** start Records to process **

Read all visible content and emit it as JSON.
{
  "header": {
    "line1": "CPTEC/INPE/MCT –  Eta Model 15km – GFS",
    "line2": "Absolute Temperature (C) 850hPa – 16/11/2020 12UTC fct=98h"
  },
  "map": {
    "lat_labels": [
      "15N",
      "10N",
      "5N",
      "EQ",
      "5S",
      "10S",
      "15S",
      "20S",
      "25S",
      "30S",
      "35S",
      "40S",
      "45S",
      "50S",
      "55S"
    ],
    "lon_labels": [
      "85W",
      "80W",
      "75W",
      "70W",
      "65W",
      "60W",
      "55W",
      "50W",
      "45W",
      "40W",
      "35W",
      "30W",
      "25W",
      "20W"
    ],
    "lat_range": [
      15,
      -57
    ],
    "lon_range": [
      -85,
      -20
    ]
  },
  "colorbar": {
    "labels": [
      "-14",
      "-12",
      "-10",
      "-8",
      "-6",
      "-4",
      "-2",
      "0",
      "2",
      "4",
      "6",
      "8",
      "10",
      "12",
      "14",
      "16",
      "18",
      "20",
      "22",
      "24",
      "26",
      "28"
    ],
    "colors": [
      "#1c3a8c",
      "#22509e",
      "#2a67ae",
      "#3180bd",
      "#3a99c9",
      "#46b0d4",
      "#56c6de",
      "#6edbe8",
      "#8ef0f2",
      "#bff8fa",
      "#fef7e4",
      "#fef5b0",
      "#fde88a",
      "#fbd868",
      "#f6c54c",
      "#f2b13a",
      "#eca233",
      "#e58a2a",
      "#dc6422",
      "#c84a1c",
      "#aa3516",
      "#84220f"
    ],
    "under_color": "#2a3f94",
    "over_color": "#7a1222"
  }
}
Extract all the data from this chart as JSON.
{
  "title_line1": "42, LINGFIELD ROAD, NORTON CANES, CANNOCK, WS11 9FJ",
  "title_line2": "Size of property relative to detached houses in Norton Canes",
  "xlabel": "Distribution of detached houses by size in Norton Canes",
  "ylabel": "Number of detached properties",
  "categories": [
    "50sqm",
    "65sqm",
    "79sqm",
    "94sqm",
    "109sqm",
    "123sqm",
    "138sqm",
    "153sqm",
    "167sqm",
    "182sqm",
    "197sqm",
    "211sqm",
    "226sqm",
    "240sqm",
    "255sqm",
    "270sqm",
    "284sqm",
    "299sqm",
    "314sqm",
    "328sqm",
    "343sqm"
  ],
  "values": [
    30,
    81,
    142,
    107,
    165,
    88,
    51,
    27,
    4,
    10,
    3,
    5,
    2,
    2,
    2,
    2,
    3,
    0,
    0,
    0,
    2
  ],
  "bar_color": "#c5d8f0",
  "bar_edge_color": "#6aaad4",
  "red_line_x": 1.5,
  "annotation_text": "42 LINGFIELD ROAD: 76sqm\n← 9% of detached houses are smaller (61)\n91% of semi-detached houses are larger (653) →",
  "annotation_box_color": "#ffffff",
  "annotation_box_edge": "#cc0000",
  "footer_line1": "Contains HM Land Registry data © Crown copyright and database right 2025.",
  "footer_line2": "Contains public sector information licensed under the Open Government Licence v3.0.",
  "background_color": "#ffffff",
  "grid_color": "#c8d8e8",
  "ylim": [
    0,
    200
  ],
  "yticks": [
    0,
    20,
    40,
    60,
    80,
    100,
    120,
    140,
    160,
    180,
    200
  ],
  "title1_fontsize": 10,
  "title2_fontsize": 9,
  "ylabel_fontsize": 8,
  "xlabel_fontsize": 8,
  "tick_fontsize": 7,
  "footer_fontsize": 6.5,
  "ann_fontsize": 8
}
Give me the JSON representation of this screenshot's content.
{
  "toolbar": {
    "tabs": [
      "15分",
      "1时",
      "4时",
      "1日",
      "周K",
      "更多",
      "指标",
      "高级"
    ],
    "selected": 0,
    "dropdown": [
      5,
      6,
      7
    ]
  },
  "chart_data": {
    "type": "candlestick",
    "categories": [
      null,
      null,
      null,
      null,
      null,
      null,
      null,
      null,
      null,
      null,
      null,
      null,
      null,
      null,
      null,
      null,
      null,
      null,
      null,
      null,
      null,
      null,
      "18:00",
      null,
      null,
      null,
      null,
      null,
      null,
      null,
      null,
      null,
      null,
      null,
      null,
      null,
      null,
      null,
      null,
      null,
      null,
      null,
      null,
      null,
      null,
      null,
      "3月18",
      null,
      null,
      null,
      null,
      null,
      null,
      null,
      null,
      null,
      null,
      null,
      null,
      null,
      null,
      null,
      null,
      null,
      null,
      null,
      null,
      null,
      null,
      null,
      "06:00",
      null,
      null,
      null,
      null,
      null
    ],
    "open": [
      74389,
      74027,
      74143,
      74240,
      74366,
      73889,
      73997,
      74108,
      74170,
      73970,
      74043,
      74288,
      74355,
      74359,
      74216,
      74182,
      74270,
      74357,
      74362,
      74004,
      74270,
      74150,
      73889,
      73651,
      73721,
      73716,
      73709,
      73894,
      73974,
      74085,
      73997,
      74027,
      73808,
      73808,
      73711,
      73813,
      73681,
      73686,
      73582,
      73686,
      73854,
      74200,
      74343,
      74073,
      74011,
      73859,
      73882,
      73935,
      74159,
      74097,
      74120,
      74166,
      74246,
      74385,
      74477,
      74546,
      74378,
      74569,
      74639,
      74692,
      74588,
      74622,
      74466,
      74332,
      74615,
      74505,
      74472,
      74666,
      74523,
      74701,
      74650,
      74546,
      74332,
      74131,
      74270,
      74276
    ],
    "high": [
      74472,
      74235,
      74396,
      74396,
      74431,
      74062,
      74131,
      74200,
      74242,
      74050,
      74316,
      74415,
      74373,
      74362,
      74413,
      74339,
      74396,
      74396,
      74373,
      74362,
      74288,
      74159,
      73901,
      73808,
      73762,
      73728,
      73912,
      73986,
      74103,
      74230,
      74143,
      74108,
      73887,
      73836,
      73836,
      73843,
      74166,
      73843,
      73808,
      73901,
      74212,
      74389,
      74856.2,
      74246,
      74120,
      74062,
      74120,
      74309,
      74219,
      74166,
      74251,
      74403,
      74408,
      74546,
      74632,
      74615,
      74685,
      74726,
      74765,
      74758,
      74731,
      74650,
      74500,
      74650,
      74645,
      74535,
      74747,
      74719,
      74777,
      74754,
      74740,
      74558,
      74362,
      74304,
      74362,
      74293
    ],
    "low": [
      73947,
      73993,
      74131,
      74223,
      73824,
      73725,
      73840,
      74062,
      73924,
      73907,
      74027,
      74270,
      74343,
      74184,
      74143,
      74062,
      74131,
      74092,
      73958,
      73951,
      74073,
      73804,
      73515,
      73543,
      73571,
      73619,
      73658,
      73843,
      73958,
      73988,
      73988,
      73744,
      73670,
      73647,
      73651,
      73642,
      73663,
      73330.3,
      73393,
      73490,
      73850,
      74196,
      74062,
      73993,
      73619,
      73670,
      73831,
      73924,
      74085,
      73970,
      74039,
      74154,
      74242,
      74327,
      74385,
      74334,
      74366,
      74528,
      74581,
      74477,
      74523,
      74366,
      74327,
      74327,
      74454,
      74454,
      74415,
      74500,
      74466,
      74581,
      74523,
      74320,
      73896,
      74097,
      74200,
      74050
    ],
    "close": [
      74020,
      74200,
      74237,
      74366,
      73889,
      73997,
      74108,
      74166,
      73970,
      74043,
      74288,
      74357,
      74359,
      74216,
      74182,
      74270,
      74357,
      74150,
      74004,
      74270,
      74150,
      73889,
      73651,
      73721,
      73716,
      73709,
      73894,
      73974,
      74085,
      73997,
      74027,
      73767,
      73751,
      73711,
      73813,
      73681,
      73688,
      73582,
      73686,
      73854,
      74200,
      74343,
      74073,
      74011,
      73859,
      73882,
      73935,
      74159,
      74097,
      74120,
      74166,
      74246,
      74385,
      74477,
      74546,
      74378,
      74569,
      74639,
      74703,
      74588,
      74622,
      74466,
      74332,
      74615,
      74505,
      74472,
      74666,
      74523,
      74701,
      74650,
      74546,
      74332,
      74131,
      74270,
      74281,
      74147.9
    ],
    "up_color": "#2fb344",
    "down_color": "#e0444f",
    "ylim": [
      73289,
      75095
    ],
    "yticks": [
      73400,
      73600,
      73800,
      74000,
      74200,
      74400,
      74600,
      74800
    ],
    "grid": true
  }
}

** end Records to process **

• _Problem details_: Return each line with "ROAD".

• _Task solution_:
  "title_line1": "42, LINGFIELD ROAD, NORTON CANES, CANNOCK, WS11 9FJ",
  "annotation_text": "42 LINGFIELD ROAD: 76sqm\n← 9% of detached houses are smaller (61)\n91% of semi-detached houses are larger (653) →",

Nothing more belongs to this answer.